Please continue the Bali travel guide from its final sentence onward.

# Excerpted passage:
··········
Additionally, the area around Munduk in northern Bali has some of Bali’s most romantic boutique hotels, perched in the hills with views across jungle, lakes, and distant volcanoes.

Hidden Gems in Bali for Adventure Travelers

For hikers: The pre-dawn climb up Mount Batur is well known. Less known is the Mount Abang trail on the eastern rim of the same caldera, which offers better views with almost no company.

For divers: Most dive tourism concentrates around Nusa Penida and Tulamben. The dive sites around Menjangan Island on Bali’s northwest tip are pristine, uncrowded, and home to extraordinary coral walls and reef sharks.

For cyclists: The descent from the volcanic highlands near Kintamani down through coffee plantations and rural villages is one of Southeast Asia’s great cycling routes.

Best Time to Visit Bali’s Hidden Places

Bali has two distinct seasons. The dry season runs from April to October. The wet season runs from November to March. For exploring hidden places in Bali, the shoulder months of April, May, September, and October offer the ideal balance.

PeriodWeatherBest ForCrowds
April–MayWarm, clearEverythingLow–Moderate
June–AugustHot, dryBeaches, hikingHigh
September–OctoberWarm, clearWaterfalls, cultureLow–Moderate
November–MarchWet seasonWaterfalls, rice terracesLow

Bali Travel Tips for Exploring Hidden Gems

Rent a scooter. For anyone comfortable riding one, a scooter unlocks Bali in a way that taxis and tour vans simply cannot. You stop when something catches your eye. You take the small road instead of the main road.

Start early. Most hidden places in Bali are only hidden before 10am. By mid-morning, even the quieter sites begin filling up. Sunrise departures are not a sacrifice, they are a strategy.

Talk to locals. Your homestay owner, your waiter, the woman who rents you a sarong at the temple gate. These people know places that will never appear on a blog.

Respect the places you visit. Take your rubbish with you, stay on marked paths, and treat every temple as if it were actively in use, because often it is.
··········
Stored data entries
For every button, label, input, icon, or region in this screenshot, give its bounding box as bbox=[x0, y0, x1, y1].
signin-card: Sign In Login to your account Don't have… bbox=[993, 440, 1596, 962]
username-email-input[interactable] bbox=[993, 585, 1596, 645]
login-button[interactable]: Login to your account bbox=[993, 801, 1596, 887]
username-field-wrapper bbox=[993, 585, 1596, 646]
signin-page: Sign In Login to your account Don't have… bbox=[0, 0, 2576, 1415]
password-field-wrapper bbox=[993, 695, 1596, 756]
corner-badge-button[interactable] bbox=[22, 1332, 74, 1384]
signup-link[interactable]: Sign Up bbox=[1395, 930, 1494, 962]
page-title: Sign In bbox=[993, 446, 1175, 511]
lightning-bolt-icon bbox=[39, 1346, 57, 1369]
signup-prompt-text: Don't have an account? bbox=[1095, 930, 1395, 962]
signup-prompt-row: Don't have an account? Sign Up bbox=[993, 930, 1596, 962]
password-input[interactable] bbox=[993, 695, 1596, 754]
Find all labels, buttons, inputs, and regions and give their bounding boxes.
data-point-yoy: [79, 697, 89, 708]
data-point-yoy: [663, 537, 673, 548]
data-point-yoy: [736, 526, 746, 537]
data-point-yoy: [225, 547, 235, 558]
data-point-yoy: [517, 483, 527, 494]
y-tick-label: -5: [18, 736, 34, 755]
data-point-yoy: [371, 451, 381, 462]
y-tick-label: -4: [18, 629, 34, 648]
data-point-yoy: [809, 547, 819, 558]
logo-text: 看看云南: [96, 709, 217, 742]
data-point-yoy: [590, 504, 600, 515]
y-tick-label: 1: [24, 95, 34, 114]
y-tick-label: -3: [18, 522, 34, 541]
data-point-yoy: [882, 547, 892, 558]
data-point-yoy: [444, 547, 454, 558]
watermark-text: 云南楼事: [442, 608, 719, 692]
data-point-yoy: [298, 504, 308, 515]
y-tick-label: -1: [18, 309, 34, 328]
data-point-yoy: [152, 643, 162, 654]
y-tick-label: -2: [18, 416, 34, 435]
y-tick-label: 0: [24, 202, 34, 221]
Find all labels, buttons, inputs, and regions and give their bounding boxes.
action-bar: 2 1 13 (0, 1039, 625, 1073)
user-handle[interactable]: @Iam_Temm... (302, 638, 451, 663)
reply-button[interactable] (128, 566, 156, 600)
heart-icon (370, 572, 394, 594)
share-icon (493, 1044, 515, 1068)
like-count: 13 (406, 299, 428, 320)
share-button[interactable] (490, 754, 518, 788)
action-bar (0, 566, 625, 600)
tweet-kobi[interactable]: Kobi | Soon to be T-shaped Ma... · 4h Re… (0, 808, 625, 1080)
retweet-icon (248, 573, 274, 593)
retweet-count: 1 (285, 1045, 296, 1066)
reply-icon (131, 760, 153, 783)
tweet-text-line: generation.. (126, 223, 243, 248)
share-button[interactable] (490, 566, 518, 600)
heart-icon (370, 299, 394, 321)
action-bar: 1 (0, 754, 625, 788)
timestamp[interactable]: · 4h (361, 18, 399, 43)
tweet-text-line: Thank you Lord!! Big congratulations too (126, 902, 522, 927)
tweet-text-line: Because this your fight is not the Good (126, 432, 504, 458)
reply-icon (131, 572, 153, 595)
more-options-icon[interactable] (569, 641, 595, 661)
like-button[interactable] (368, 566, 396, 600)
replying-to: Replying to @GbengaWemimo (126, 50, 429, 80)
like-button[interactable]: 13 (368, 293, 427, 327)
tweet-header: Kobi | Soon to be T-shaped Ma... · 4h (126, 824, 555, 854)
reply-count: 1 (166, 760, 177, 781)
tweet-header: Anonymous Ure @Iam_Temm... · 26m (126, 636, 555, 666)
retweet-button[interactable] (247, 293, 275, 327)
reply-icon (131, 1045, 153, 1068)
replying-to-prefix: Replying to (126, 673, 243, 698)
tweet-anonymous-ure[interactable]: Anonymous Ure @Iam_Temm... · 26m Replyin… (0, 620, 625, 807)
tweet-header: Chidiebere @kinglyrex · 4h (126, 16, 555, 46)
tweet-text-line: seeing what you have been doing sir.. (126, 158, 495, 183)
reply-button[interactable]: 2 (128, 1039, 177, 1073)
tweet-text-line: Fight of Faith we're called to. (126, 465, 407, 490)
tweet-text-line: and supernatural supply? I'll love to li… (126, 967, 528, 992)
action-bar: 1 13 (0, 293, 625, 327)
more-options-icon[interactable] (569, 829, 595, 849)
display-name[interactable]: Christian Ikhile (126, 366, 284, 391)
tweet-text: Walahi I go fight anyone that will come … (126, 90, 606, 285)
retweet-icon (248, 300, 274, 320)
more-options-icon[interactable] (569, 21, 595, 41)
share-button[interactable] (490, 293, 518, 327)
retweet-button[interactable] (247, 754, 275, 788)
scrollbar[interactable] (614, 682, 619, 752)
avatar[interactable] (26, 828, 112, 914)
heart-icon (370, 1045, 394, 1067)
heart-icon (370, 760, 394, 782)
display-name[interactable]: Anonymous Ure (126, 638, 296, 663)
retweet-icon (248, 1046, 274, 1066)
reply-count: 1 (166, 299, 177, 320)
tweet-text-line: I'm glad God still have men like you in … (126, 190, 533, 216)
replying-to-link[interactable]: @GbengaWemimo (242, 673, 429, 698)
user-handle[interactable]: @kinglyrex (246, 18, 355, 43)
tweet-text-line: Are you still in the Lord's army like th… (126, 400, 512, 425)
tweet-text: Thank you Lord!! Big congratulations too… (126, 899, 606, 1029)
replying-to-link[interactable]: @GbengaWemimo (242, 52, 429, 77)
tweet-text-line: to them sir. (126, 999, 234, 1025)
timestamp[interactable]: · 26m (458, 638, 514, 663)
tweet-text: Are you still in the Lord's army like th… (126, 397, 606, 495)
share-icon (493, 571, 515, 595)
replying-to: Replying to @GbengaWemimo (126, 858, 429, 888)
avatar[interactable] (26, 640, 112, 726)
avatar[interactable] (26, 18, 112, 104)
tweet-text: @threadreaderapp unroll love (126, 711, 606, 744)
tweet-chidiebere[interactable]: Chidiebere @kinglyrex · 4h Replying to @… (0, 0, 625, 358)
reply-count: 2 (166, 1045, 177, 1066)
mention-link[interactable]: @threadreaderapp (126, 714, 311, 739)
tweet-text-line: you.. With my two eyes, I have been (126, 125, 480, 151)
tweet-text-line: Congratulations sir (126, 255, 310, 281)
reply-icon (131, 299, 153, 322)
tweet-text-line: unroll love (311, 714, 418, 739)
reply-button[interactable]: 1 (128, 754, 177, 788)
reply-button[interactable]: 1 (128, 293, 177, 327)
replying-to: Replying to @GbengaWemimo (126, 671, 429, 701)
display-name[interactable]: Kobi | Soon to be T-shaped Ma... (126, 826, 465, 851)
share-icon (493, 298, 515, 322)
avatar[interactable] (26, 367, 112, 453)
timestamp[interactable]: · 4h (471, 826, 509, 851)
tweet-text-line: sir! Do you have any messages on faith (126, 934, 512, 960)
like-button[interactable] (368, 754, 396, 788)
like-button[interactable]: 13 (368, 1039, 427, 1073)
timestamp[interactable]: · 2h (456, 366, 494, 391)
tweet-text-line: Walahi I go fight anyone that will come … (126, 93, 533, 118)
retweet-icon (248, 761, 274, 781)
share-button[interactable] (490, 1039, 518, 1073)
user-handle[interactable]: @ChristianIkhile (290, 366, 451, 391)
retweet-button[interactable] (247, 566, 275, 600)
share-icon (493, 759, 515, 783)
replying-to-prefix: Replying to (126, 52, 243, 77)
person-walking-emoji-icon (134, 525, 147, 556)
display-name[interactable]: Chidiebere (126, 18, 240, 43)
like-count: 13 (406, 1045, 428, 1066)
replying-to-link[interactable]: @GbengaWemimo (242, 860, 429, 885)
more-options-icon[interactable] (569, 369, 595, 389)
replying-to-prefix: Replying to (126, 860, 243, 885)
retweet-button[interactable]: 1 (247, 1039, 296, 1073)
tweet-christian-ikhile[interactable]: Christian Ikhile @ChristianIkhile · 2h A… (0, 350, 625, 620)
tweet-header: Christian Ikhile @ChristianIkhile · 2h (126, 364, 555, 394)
··········
# Response:
FAQs About Hidden Gems in Bali

What are the best hidden gems in Bali?
The best hidden gems in Bali include Nyang Nyang Beach near Uluwatu, Tukad Cepung Waterfall in Bangli, Sidemen Valley in east Bali, Banyumala Twin Waterfalls in Munduk, and Penglipuran Village near Bangli. Each offers a genuinely different and less crowded experience than the island’s main tourist circuit.
Are there still secret places in Bali?
Yes. Despite Bali’s popularity, hundreds of beaches, waterfalls, temples, and villages see very few foreign visitors. The key is to go early, get off the main roads, and look beyond the top ten lists. Northern and east Bali in particular remain largely unexplored by most tourists.
Which hidden beaches in Bali are worth visiting?
Nyang Nyang Beach, Green Bowl Beach, and Bias Tugel Beach are all excellent choices. Each requires a short walk to reach, which is what keeps them quiet. For the most dramatic scenery, Nyang Nyang is the standout. For the calmest swimming, Bias Tugel wins.
What is the least touristy area in Bali?
The north and east of the island. The region around Munduk, Singaraja, and the Sidemen Valley sees a small fraction of the visitor numbers that Seminyak, Canggu, and Ubud attract. Life in these areas moves at a genuinely different pace.
Is Bali still good for authentic travel experiences?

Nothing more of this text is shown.